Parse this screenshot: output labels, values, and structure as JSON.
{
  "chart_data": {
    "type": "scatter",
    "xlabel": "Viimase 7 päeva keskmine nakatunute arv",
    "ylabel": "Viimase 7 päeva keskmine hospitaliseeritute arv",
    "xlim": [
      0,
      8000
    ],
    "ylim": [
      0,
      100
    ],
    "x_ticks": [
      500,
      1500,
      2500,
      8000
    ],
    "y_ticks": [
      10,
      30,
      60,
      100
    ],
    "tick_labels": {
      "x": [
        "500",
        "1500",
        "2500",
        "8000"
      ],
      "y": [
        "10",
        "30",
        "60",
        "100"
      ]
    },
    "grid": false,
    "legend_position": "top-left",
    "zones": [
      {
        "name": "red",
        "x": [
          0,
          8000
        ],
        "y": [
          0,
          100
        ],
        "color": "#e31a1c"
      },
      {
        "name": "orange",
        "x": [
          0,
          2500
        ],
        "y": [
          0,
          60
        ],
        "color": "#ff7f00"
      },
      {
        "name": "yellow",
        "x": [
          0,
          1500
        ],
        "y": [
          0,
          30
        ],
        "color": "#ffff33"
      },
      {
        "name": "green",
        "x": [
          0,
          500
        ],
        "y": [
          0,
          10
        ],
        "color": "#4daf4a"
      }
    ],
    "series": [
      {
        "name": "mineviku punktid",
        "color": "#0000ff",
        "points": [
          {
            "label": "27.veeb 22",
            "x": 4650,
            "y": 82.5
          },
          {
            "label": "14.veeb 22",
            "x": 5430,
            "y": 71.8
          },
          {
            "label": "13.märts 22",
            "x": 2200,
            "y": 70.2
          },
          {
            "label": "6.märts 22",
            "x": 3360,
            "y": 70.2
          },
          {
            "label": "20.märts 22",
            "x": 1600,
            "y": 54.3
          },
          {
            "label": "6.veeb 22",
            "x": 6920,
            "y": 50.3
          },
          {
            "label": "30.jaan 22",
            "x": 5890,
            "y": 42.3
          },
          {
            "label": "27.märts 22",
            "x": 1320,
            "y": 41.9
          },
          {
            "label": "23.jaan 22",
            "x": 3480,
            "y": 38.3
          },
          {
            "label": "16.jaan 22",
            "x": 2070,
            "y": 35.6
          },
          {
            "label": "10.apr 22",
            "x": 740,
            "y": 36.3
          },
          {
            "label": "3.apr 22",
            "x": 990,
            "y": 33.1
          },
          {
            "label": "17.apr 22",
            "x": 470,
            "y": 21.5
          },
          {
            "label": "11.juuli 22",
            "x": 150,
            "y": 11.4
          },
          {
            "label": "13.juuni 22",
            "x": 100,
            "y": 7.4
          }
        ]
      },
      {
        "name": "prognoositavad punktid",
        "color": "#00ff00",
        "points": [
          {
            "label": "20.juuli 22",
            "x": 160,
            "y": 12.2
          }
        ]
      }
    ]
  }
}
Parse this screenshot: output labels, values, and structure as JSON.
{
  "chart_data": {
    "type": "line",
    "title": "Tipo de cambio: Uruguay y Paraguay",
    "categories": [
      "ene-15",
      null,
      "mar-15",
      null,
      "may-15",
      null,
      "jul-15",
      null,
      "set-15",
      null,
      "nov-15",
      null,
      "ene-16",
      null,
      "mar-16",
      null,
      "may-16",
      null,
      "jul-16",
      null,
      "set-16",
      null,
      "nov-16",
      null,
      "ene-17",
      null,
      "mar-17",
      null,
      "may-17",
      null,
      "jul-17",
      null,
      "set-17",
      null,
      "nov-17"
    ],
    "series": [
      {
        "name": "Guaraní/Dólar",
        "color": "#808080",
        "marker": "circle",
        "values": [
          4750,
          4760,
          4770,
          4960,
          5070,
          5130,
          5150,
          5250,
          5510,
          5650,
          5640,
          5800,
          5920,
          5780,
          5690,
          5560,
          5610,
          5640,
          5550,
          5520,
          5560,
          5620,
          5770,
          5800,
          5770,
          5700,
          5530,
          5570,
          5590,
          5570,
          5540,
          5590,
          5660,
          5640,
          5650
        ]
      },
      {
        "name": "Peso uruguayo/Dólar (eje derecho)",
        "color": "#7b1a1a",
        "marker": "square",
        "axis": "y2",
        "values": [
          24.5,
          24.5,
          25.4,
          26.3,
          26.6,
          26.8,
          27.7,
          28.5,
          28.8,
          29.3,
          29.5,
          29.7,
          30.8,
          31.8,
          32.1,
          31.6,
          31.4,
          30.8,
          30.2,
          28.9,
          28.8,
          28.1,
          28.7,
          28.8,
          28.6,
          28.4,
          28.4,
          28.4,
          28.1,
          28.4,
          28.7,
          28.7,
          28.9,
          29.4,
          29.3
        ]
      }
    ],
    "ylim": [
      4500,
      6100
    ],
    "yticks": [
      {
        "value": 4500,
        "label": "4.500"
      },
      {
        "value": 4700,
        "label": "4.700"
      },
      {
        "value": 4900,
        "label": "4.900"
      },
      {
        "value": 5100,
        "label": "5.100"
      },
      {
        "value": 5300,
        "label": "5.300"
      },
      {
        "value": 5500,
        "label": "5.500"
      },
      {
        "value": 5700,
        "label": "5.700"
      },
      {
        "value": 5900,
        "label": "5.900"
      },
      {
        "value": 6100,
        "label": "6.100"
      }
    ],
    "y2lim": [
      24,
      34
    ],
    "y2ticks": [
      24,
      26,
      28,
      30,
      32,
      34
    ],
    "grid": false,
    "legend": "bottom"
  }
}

- **PROBLEM**: Print the listing above in full, exactly as it is.

- **EXERCISE SOLUTION**:
Parse this screenshot: output labels, values, and structure as JSON.
{
  "chart_data": {
    "type": "scatter",
    "xlabel": "Viimase 7 päeva keskmine nakatunute arv",
    "ylabel": "Viimase 7 päeva keskmine hospitaliseeritute arv",
    "xlim": [
      0,
      8000
    ],
    "ylim": [
      0,
      100
    ],
    "x_ticks": [
      500,
      1500,
      2500,
      8000
    ],
    "y_ticks": [
      10,
      30,
      60,
      100
    ],
    "tick_labels": {
      "x": [
        "500",
        "1500",
        "2500",
        "8000"
      ],
      "y": [
        "10",
        "30",
        "60",
        "100"
      ]
    },
    "grid": false,
    "legend_position": "top-left",
    "zones": [
      {
        "name": "red",
        "x": [
          0,
          8000
        ],
        "y": [
          0,
          100
        ],
        "color": "#e31a1c"
      },
      {
        "name": "orange",
        "x": [
          0,
          2500
        ],
        "y": [
          0,
          60
        ],
        "color": "#ff7f00"
      },
      {
        "name": "yellow",
        "x": [
          0,
          1500
        ],
        "y": [
          0,
          30
        ],
        "color": "#ffff33"
      },
      {
        "name": "green",
        "x": [
          0,
          500
        ],
        "y": [
          0,
          10
        ],
        "color": "#4daf4a"
      }
    ],
    "series": [
      {
        "name": "mineviku punktid",
        "color": "#0000ff",
        "points": [
          {
            "label": "27.veeb 22",
            "x": 4650,
            "y": 82.5
          },
          {
            "label": "14.veeb 22",
            "x": 5430,
            "y": 71.8
          },
          {
            "label": "13.märts 22",
            "x": 2200,
            "y": 70.2
          },
          {
            "label": "6.märts 22",
            "x": 3360,
            "y": 70.2
          },
          {
            "label": "20.märts 22",
            "x": 1600,
            "y": 54.3
          },
          {
            "label": "6.veeb 22",
            "x": 6920,
            "y": 50.3
          },
          {
            "label": "30.jaan 22",
            "x": 5890,
            "y": 42.3
          },
          {
            "label": "27.märts 22",
            "x": 1320,
            "y": 41.9
          },
          {
            "label": "23.jaan 22",
            "x": 3480,
            "y": 38.3
          },
          {
            "label": "16.jaan 22",
            "x": 2070,
            "y": 35.6
          },
          {
            "label": "10.apr 22",
            "x": 740,
            "y": 36.3
          },
          {
            "label": "3.apr 22",
            "x": 990,
            "y": 33.1
          },
          {
            "label": "17.apr 22",
            "x": 470,
            "y": 21.5
          },
          {
            "label": "11.juuli 22",
            "x": 150,
            "y": 11.4
          },
          {
            "label": "13.juuni 22",
            "x": 100,
            "y": 7.4
          }
        ]
      },
      {
        "name": "prognoositavad punktid",
        "color": "#00ff00",
        "points": [
          {
            "label": "20.juuli 22",
            "x": 160,
            "y": 12.2
          }
        ]
      }
    ]
  }
}
Parse this screenshot: output labels, values, and structure as JSON.
{
  "chart_data": {
    "type": "line",
    "title": "Tipo de cambio: Uruguay y Paraguay",
    "categories": [
      "ene-15",
      null,
      "mar-15",
      null,
      "may-15",
      null,
      "jul-15",
      null,
      "set-15",
      null,
      "nov-15",
      null,
      "ene-16",
      null,
      "mar-16",
      null,
      "may-16",
      null,
      "jul-16",
      null,
      "set-16",
      null,
      "nov-16",
      null,
      "ene-17",
      null,
      "mar-17",
      null,
      "may-17",
      null,
      "jul-17",
      null,
      "set-17",
      null,
      "nov-17"
    ],
    "series": [
      {
        "name": "Guaraní/Dólar",
        "color": "#808080",
        "marker": "circle",
        "values": [
          4750,
          4760,
          4770,
          4960,
          5070,
          5130,
          5150,
          5250,
          5510,
          5650,
          5640,
          5800,
          5920,
          5780,
          5690,
          5560,
          5610,
          5640,
          5550,
          5520,
          5560,
          5620,
          5770,
          5800,
          5770,
          5700,
          5530,
          5570,
          5590,
          5570,
          5540,
          5590,
          5660,
          5640,
          5650
        ]
      },
      {
        "name": "Peso uruguayo/Dólar (eje derecho)",
        "color": "#7b1a1a",
        "marker": "square",
        "axis": "y2",
        "values": [
          24.5,
          24.5,
          25.4,
          26.3,
          26.6,
          26.8,
          27.7,
          28.5,
          28.8,
          29.3,
          29.5,
          29.7,
          30.8,
          31.8,
          32.1,
          31.6,
          31.4,
          30.8,
          30.2,
          28.9,
          28.8,
          28.1,
          28.7,
          28.8,
          28.6,
          28.4,
          28.4,
          28.4,
          28.1,
          28.4,
          28.7,
          28.7,
          28.9,
          29.4,
          29.3
        ]
      }
    ],
    "ylim": [
      4500,
      6100
    ],
    "yticks": [
      {
        "value": 4500,
        "label": "4.500"
      },
      {
        "value": 4700,
        "label": "4.700"
      },
      {
        "value": 4900,
        "label": "4.900"
      },
      {
        "value": 5100,
        "label": "5.100"
      },
      {
        "value": 5300,
        "label": "5.300"
      },
      {
        "value": 5500,
        "label": "5.500"
      },
      {
        "value": 5700,
        "label": "5.700"
      },
      {
        "value": 5900,
        "label": "5.900"
      },
      {
        "value": 6100,
        "label": "6.100"
      }
    ],
    "y2lim": [
      24,
      34
    ],
    "y2ticks": [
      24,
      26,
      28,
      30,
      32,
      34
    ],
    "grid": false,
    "legend": "bottom"
  }
}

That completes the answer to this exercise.